**Stored data**.
>> Start
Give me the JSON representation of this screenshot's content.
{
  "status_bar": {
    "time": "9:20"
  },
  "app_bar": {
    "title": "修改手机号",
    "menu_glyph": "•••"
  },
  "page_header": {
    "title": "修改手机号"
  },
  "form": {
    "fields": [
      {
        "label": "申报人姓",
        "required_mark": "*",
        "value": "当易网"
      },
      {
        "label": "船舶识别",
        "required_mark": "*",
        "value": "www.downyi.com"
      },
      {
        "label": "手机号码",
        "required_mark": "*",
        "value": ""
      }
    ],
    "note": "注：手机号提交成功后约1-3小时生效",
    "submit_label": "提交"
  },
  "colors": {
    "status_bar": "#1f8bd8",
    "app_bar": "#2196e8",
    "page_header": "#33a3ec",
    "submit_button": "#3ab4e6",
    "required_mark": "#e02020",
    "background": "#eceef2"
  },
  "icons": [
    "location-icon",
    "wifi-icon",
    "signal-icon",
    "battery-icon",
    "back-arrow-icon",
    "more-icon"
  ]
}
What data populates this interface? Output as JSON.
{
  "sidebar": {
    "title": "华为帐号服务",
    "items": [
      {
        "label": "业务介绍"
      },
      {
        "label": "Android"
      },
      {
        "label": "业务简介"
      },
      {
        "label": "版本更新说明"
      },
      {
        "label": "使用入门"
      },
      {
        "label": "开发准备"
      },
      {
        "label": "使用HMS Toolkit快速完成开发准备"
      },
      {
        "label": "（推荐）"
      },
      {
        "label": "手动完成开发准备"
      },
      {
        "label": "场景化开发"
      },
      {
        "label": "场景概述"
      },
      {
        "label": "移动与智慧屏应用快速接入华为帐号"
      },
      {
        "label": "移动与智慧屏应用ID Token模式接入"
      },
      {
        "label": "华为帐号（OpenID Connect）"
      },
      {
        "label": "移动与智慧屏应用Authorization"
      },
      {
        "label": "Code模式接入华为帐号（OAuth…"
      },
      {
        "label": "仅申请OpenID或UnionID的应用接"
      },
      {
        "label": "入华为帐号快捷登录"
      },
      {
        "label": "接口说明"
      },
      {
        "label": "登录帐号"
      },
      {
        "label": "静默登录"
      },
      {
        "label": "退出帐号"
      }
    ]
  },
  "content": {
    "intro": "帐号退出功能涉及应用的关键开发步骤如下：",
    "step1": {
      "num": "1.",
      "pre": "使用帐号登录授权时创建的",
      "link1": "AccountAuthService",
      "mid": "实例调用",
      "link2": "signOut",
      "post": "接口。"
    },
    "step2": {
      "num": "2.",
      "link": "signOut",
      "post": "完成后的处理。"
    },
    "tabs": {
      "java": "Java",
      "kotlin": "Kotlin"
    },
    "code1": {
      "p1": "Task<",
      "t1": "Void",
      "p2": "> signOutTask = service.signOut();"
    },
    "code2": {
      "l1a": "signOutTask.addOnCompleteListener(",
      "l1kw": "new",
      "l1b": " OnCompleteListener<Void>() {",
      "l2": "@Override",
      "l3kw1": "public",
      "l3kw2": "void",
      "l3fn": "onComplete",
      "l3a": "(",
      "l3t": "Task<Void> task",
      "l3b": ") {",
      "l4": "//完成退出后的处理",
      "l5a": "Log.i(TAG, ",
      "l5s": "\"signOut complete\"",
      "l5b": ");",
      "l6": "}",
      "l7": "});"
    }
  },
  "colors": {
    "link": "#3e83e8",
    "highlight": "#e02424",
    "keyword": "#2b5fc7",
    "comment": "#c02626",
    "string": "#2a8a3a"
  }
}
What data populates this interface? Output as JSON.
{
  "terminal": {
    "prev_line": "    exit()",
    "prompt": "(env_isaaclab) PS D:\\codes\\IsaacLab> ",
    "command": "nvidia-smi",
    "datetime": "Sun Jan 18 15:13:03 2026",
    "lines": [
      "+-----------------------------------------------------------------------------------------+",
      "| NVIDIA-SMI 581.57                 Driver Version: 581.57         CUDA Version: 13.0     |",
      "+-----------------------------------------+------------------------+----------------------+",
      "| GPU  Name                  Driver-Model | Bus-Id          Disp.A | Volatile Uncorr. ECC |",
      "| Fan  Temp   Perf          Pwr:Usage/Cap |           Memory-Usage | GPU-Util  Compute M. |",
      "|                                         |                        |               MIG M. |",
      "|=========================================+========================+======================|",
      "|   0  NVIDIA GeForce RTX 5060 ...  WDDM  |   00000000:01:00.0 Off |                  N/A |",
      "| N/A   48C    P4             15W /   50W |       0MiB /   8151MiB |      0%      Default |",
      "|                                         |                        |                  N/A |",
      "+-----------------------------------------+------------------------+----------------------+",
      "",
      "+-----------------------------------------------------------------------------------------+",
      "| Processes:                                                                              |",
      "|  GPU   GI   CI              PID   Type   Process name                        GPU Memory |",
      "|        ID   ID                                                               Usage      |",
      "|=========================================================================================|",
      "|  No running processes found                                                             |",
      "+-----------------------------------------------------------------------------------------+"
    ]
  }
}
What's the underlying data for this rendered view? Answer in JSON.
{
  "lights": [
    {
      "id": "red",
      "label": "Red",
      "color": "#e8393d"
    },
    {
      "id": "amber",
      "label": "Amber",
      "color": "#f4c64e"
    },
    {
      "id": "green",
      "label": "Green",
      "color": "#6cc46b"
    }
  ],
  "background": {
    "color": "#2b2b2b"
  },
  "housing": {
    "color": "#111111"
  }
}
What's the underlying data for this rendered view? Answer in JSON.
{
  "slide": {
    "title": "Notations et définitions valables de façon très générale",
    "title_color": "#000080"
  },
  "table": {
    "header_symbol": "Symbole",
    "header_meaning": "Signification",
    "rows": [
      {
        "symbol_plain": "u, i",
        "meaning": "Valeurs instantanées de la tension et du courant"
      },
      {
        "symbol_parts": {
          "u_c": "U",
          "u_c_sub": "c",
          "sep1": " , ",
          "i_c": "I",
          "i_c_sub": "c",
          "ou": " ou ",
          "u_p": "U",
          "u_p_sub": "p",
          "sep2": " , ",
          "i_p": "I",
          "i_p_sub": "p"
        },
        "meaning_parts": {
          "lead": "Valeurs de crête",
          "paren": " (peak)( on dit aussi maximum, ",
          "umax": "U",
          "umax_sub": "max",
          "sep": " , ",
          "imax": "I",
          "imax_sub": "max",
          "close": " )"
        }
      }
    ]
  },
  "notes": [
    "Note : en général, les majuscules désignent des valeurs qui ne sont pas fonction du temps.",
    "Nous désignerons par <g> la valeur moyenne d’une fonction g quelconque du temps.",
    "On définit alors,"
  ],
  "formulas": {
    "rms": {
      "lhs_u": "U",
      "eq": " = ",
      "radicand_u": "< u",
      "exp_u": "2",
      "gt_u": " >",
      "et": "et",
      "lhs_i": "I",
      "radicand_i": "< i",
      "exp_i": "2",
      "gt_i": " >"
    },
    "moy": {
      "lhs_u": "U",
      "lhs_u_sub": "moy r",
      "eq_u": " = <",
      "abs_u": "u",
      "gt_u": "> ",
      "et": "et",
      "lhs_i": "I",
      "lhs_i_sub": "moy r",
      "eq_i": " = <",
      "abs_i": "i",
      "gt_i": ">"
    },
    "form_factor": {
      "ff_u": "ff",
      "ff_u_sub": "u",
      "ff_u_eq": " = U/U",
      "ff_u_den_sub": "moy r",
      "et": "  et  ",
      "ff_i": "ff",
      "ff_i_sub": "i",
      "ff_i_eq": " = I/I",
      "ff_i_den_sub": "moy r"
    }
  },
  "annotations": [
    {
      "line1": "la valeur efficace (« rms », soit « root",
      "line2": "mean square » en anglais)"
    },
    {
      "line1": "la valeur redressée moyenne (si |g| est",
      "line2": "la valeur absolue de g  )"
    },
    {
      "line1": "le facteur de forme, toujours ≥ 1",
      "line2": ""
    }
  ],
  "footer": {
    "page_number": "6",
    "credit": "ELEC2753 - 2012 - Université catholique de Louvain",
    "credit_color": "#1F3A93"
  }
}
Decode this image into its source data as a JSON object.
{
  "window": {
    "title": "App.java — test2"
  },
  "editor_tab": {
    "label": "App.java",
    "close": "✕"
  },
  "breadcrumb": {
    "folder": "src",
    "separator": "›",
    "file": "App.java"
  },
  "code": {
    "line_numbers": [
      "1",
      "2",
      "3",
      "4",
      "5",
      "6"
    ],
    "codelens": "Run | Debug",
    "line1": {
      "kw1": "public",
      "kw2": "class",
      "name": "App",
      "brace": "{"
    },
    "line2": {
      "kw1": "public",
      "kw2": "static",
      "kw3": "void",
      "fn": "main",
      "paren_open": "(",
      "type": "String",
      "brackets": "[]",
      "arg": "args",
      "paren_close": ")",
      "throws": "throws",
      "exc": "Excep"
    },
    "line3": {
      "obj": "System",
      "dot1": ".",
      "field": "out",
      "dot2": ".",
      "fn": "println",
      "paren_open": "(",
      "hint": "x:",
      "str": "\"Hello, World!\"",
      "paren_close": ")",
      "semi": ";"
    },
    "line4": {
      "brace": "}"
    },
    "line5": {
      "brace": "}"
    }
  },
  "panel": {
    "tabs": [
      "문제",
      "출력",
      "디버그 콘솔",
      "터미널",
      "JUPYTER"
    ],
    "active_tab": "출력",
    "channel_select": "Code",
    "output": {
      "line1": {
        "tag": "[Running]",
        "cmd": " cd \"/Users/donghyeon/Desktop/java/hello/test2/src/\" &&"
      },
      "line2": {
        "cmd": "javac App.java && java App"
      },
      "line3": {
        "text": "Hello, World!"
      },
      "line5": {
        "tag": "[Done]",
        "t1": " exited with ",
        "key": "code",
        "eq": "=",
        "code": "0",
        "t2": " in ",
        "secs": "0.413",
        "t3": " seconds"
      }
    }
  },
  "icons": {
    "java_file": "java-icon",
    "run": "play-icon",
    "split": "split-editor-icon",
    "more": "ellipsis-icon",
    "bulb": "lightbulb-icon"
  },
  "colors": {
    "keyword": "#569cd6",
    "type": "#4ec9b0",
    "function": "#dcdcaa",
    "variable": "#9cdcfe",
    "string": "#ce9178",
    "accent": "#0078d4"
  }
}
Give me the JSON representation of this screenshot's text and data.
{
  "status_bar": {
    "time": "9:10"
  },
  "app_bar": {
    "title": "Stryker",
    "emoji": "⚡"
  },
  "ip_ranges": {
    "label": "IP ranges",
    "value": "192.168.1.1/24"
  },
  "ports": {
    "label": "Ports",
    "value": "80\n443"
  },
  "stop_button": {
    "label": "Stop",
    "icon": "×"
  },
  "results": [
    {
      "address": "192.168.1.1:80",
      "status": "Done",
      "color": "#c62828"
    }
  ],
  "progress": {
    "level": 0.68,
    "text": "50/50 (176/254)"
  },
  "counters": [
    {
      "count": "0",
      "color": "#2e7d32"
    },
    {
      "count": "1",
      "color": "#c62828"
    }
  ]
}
>> End
Your task is to collect every line above that contains the word "Usage".

**Result of the exercise**.
      "| Fan  Temp   Perf          Pwr:Usage/Cap |           Memory-Usage | GPU-Util  Compute M. |",
      "|        ID   ID                                                               Usage      |",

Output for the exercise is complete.